• [Given entries]
▼▼▼

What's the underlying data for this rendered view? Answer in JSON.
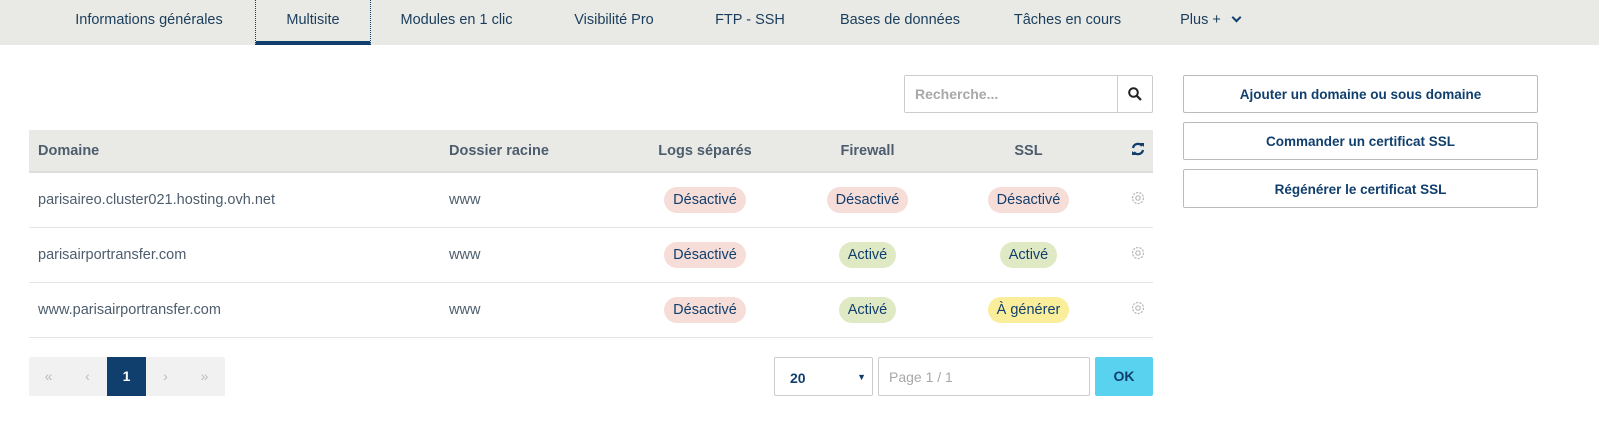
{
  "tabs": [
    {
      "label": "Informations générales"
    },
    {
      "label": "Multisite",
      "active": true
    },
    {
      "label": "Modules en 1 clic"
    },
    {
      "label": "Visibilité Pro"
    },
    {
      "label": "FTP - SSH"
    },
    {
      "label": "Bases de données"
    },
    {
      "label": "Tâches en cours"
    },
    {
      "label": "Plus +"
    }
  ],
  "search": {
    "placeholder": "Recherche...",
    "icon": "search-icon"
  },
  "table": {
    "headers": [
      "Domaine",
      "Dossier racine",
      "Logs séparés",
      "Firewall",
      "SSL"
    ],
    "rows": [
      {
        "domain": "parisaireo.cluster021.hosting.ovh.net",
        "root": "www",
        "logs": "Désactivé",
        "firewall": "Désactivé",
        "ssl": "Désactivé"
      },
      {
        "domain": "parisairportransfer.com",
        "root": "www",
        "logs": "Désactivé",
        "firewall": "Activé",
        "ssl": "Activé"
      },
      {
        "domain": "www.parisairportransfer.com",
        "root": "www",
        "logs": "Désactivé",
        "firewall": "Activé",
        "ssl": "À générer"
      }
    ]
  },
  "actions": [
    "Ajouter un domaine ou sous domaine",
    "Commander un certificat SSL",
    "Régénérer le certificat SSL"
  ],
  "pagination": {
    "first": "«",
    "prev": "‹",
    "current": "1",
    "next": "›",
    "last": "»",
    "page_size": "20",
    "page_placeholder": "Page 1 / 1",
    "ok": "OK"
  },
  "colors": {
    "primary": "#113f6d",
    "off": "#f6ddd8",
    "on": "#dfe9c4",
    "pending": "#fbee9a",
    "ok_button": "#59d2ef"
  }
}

▲▲▲

• [Work required] Transcribe the material exactly, and leave out whatever pictures it holds.

• [Task output]
What's the underlying data for this rendered view? Answer in JSON.
{
  "tabs": [
    {
      "label": "Informations générales"
    },
    {
      "label": "Multisite",
      "active": true
    },
    {
      "label": "Modules en 1 clic"
    },
    {
      "label": "Visibilité Pro"
    },
    {
      "label": "FTP - SSH"
    },
    {
      "label": "Bases de données"
    },
    {
      "label": "Tâches en cours"
    },
    {
      "label": "Plus +"
    }
  ],
  "search": {
    "placeholder": "Recherche...",
    "icon": "search-icon"
  },
  "table": {
    "headers": [
      "Domaine",
      "Dossier racine",
      "Logs séparés",
      "Firewall",
      "SSL"
    ],
    "rows": [
      {
        "domain": "parisaireo.cluster021.hosting.ovh.net",
        "root": "www",
        "logs": "Désactivé",
        "firewall": "Désactivé",
        "ssl": "Désactivé"
      },
      {
        "domain": "parisairportransfer.com",
        "root": "www",
        "logs": "Désactivé",
        "firewall": "Activé",
        "ssl": "Activé"
      },
      {
        "domain": "www.parisairportransfer.com",
        "root": "www",
        "logs": "Désactivé",
        "firewall": "Activé",
        "ssl": "À générer"
      }
    ]
  },
  "actions": [
    "Ajouter un domaine ou sous domaine",
    "Commander un certificat SSL",
    "Régénérer le certificat SSL"
  ],
  "pagination": {
    "first": "«",
    "prev": "‹",
    "current": "1",
    "next": "›",
    "last": "»",
    "page_size": "20",
    "page_placeholder": "Page 1 / 1",
    "ok": "OK"
  },
  "colors": {
    "primary": "#113f6d",
    "off": "#f6ddd8",
    "on": "#dfe9c4",
    "pending": "#fbee9a",
    "ok_button": "#59d2ef"
  }
}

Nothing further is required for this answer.